EXERCISE DESCRIPTION: Could you repeat the records below exactly, leaving out any pictures?

---------------

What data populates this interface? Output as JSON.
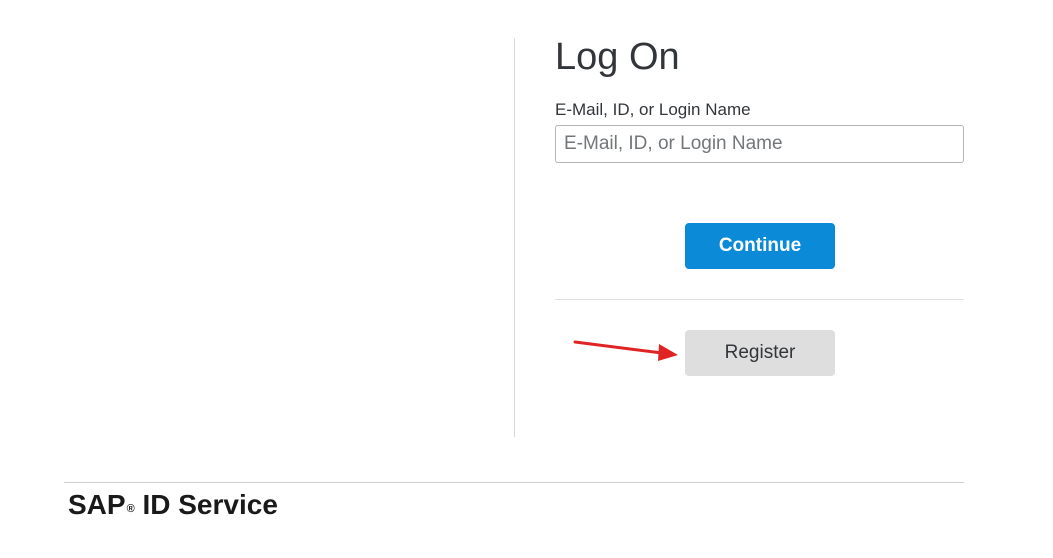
{
  "page": {
    "title": "Log On"
  },
  "login": {
    "label": "E-Mail, ID, or Login Name",
    "placeholder": "E-Mail, ID, or Login Name",
    "value": ""
  },
  "actions": {
    "continue_label": "Continue",
    "register_label": "Register"
  },
  "footer": {
    "brand_prefix": "SAP",
    "brand_mark": "®",
    "brand_suffix": " ID Service"
  },
  "colors": {
    "primary": "#0a8ad7",
    "secondary": "#dedede",
    "annotation": "#e02424"
  },
  "icons": {
    "annotation": "arrow-right-icon"
  }
}
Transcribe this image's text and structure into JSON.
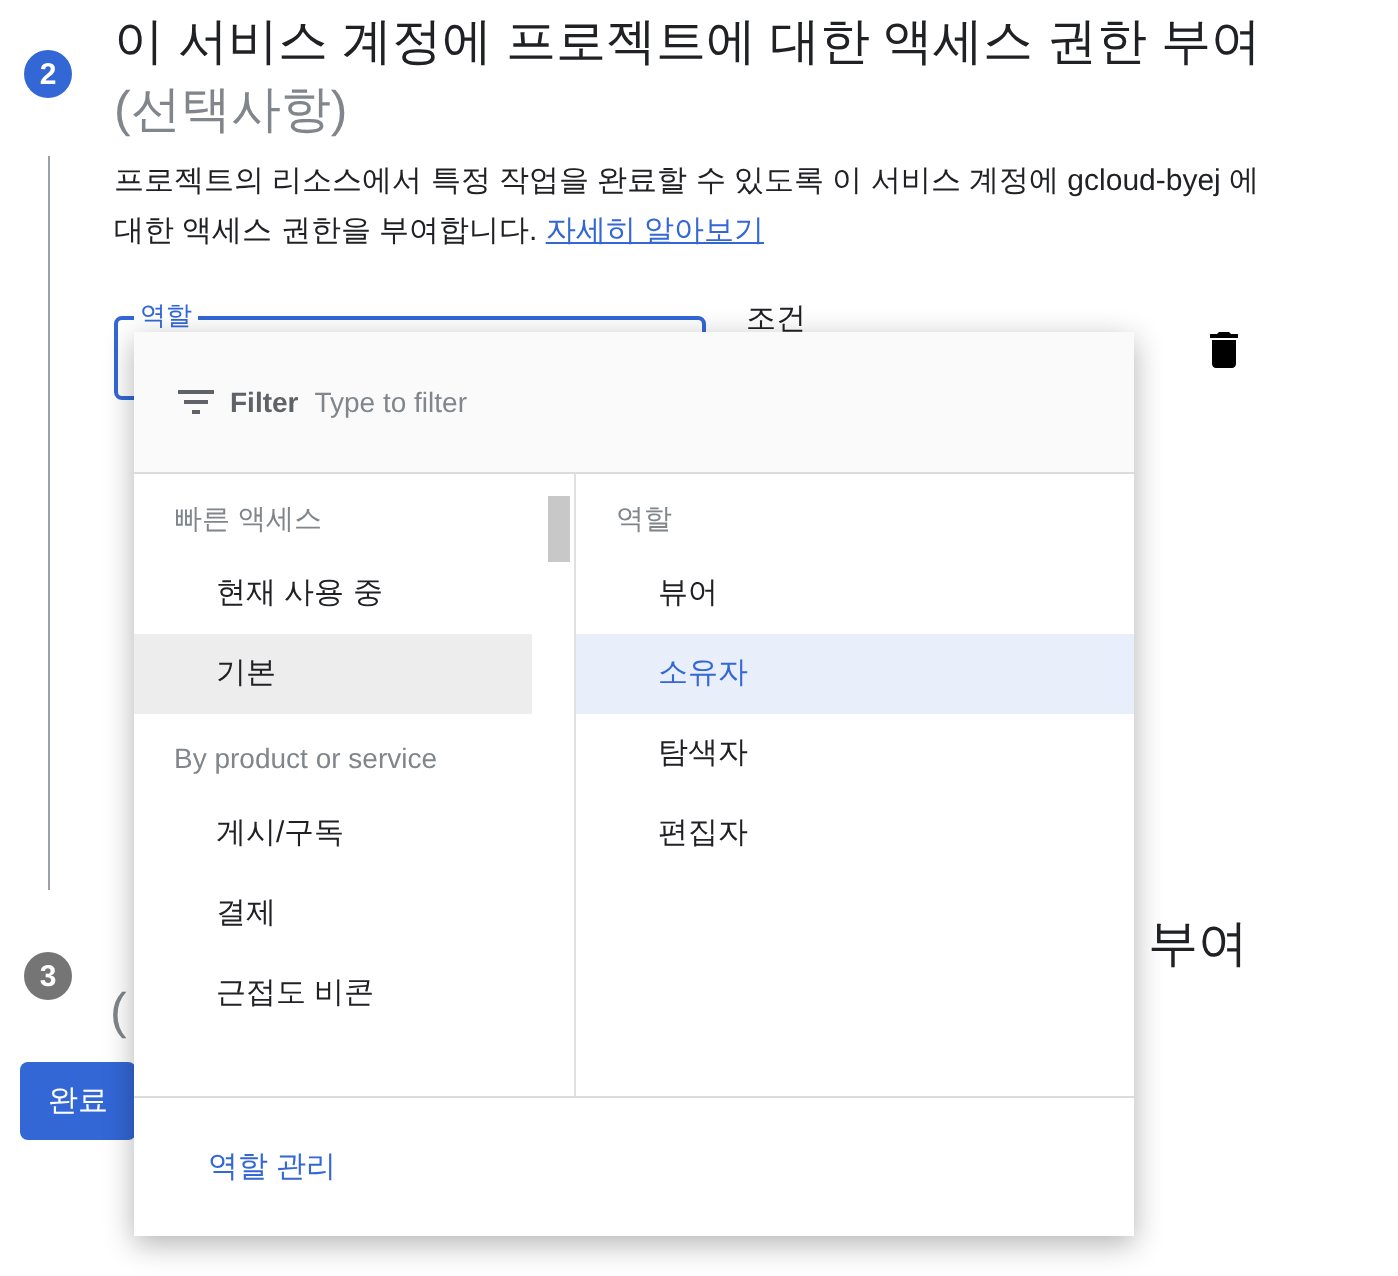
{
  "step2": {
    "number": "2",
    "title": "이 서비스 계정에 프로젝트에 대한 액세스 권한 부여",
    "subtitle": "(선택사항)",
    "description": "프로젝트의 리소스에서 특정 작업을 완료할 수 있도록 이 서비스 계정에 gcloud-byej 에 대한 액세스 권한을 부여합니다.",
    "link": "자세히 알아보기",
    "role_field": {
      "label": "역할"
    },
    "condition_label": "조건"
  },
  "step3": {
    "number": "3",
    "title_tail": "부여",
    "subtitle_head": "("
  },
  "done_button": "완료",
  "dropdown": {
    "filter_label": "Filter",
    "filter_placeholder": "Type to filter",
    "categories": [
      {
        "kind": "header",
        "label": "빠른 액세스"
      },
      {
        "kind": "item",
        "label": "현재 사용 중",
        "selected": false
      },
      {
        "kind": "item",
        "label": "기본",
        "selected": true
      },
      {
        "kind": "header",
        "label": "By product or service"
      },
      {
        "kind": "item",
        "label": "게시/구독",
        "selected": false
      },
      {
        "kind": "item",
        "label": "결제",
        "selected": false
      },
      {
        "kind": "item",
        "label": "근접도 비콘",
        "selected": false
      }
    ],
    "roles_header": "역할",
    "roles": [
      {
        "label": "뷰어",
        "selected": false
      },
      {
        "label": "소유자",
        "selected": true
      },
      {
        "label": "탐색자",
        "selected": false
      },
      {
        "label": "편집자",
        "selected": false
      }
    ],
    "footer_link": "역할 관리"
  }
}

---------------

ANSWER TO THE PROBLEM:
What data populates this interface? Output as JSON.
{
  "page": {
    "title": "Log On"
  },
  "login": {
    "label": "E-Mail, ID, or Login Name",
    "placeholder": "E-Mail, ID, or Login Name",
    "value": ""
  },
  "actions": {
    "continue_label": "Continue",
    "register_label": "Register"
  },
  "footer": {
    "brand_prefix": "SAP",
    "brand_mark": "®",
    "brand_suffix": " ID Service"
  },
  "colors": {
    "primary": "#0a8ad7",
    "secondary": "#dedede",
    "annotation": "#e02424"
  },
  "icons": {
    "annotation": "arrow-right-icon"
  }
}
Transcribe this image's text and structure into JSON.
{
  "step2": {
    "number": "2",
    "title": "이 서비스 계정에 프로젝트에 대한 액세스 권한 부여",
    "subtitle": "(선택사항)",
    "description": "프로젝트의 리소스에서 특정 작업을 완료할 수 있도록 이 서비스 계정에 gcloud-byej 에 대한 액세스 권한을 부여합니다.",
    "link": "자세히 알아보기",
    "role_field": {
      "label": "역할"
    },
    "condition_label": "조건"
  },
  "step3": {
    "number": "3",
    "title_tail": "부여",
    "subtitle_head": "("
  },
  "done_button": "완료",
  "dropdown": {
    "filter_label": "Filter",
    "filter_placeholder": "Type to filter",
    "categories": [
      {
        "kind": "header",
        "label": "빠른 액세스"
      },
      {
        "kind": "item",
        "label": "현재 사용 중",
        "selected": false
      },
      {
        "kind": "item",
        "label": "기본",
        "selected": true
      },
      {
        "kind": "header",
        "label": "By product or service"
      },
      {
        "kind": "item",
        "label": "게시/구독",
        "selected": false
      },
      {
        "kind": "item",
        "label": "결제",
        "selected": false
      },
      {
        "kind": "item",
        "label": "근접도 비콘",
        "selected": false
      }
    ],
    "roles_header": "역할",
    "roles": [
      {
        "label": "뷰어",
        "selected": false
      },
      {
        "label": "소유자",
        "selected": true
      },
      {
        "label": "탐색자",
        "selected": false
      },
      {
        "label": "편집자",
        "selected": false
      }
    ],
    "footer_link": "역할 관리"
  }
}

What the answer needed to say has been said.